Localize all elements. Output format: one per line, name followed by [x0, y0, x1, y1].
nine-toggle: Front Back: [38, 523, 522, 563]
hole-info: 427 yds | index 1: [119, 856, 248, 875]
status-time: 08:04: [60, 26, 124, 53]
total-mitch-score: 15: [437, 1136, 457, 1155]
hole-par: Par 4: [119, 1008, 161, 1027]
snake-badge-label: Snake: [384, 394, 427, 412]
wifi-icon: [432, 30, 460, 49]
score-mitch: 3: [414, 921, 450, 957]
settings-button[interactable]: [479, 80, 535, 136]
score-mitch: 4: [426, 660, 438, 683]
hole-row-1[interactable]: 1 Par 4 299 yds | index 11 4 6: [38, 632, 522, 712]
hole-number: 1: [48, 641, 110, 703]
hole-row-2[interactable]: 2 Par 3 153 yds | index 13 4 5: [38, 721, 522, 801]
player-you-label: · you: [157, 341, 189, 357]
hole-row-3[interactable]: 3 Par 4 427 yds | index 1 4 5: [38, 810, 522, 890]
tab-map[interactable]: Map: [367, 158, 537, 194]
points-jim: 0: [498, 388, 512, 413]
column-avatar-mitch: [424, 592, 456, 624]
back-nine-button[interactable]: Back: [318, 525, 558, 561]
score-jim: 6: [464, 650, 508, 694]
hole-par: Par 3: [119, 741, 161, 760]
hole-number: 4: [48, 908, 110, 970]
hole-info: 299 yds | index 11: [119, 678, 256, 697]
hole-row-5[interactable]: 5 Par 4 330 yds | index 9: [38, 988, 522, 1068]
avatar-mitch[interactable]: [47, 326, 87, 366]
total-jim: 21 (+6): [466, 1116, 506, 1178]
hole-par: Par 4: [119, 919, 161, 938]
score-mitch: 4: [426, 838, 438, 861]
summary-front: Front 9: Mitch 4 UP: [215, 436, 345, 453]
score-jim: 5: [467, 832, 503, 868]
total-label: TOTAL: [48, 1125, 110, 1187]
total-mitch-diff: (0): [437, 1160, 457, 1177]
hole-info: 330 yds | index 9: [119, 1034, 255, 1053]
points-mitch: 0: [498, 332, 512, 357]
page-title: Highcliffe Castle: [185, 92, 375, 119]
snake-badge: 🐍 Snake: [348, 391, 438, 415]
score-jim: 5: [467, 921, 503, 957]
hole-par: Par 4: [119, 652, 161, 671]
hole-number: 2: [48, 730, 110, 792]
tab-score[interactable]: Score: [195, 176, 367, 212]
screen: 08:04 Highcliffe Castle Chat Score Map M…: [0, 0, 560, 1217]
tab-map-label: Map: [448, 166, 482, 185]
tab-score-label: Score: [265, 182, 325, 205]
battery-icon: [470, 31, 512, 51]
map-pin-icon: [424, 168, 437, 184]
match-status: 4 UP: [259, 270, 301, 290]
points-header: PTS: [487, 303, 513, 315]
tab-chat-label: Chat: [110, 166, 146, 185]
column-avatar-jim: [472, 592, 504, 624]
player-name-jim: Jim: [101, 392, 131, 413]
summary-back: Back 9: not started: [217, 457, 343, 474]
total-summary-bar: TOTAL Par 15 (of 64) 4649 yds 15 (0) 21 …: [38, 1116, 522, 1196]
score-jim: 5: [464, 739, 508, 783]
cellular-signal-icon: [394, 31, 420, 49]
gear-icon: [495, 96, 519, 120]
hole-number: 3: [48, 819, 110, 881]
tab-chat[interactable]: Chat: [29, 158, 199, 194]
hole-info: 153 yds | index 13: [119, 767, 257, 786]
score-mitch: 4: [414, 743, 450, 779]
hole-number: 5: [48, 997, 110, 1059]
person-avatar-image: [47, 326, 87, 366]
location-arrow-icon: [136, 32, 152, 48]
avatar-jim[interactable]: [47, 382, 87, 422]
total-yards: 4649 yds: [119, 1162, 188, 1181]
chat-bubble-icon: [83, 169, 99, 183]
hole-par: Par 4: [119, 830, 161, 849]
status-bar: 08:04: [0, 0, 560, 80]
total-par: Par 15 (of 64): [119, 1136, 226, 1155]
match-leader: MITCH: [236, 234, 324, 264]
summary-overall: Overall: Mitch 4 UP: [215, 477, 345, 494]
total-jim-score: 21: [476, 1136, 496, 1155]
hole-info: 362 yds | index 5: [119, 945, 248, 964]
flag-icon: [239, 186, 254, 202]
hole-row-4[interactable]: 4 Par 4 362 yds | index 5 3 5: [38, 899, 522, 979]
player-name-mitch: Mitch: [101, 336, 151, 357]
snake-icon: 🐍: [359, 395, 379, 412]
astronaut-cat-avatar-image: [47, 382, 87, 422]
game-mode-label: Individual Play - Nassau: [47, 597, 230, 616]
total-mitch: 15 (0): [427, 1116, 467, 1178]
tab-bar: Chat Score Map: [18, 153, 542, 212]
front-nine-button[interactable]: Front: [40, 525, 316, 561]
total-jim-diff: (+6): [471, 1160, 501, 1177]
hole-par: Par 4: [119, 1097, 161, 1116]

### [WRITTEN REQUEST]
Please rewrite the lines of the listing as a numbered list, from its first line through the line that contains "score-jim: 5: [467, 921, 503, 957]", both included, leaving out any blank lines.

### [RESULT OF THE TASK]
1. Localize all elements. Output format: one per line, name followed by [x0, y0, x1, y1].
2. nine-toggle: Front Back: [38, 523, 522, 563]
3. hole-info: 427 yds | index 1: [119, 856, 248, 875]
4. status-time: 08:04: [60, 26, 124, 53]
5. total-mitch-score: 15: [437, 1136, 457, 1155]
6. hole-par: Par 4: [119, 1008, 161, 1027]
7. snake-badge-label: Snake: [384, 394, 427, 412]
8. wifi-icon: [432, 30, 460, 49]
9. score-mitch: 3: [414, 921, 450, 957]
10. settings-button[interactable]: [479, 80, 535, 136]
11. score-mitch: 4: [426, 660, 438, 683]
12. hole-row-1[interactable]: 1 Par 4 299 yds | index 11 4 6: [38, 632, 522, 712]
13. hole-number: 1: [48, 641, 110, 703]
14. hole-row-2[interactable]: 2 Par 3 153 yds | index 13 4 5: [38, 721, 522, 801]
15. player-you-label: · you: [157, 341, 189, 357]
16. hole-row-3[interactable]: 3 Par 4 427 yds | index 1 4 5: [38, 810, 522, 890]
17. tab-map[interactable]: Map: [367, 158, 537, 194]
18. points-jim: 0: [498, 388, 512, 413]
19. column-avatar-mitch: [424, 592, 456, 624]
20. back-nine-button[interactable]: Back: [318, 525, 558, 561]
21. score-jim: 6: [464, 650, 508, 694]
22. hole-par: Par 3: [119, 741, 161, 760]
23. hole-number: 4: [48, 908, 110, 970]
24. hole-info: 299 yds | index 11: [119, 678, 256, 697]
25. hole-row-5[interactable]: 5 Par 4 330 yds | index 9: [38, 988, 522, 1068]
26. avatar-mitch[interactable]: [47, 326, 87, 366]
27. total-jim: 21 (+6): [466, 1116, 506, 1178]
28. hole-par: Par 4: [119, 919, 161, 938]
29. score-mitch: 4: [426, 838, 438, 861]
30. summary-front: Front 9: Mitch 4 UP: [215, 436, 345, 453]
31. score-jim: 5: [467, 832, 503, 868]
32. total-label: TOTAL: [48, 1125, 110, 1187]
33. total-mitch-diff: (0): [437, 1160, 457, 1177]
34. hole-info: 330 yds | index 9: [119, 1034, 255, 1053]
35. points-mitch: 0: [498, 332, 512, 357]
36. page-title: Highcliffe Castle: [185, 92, 375, 119]
37. snake-badge: 🐍 Snake: [348, 391, 438, 415]
38. score-jim: 5: [467, 921, 503, 957]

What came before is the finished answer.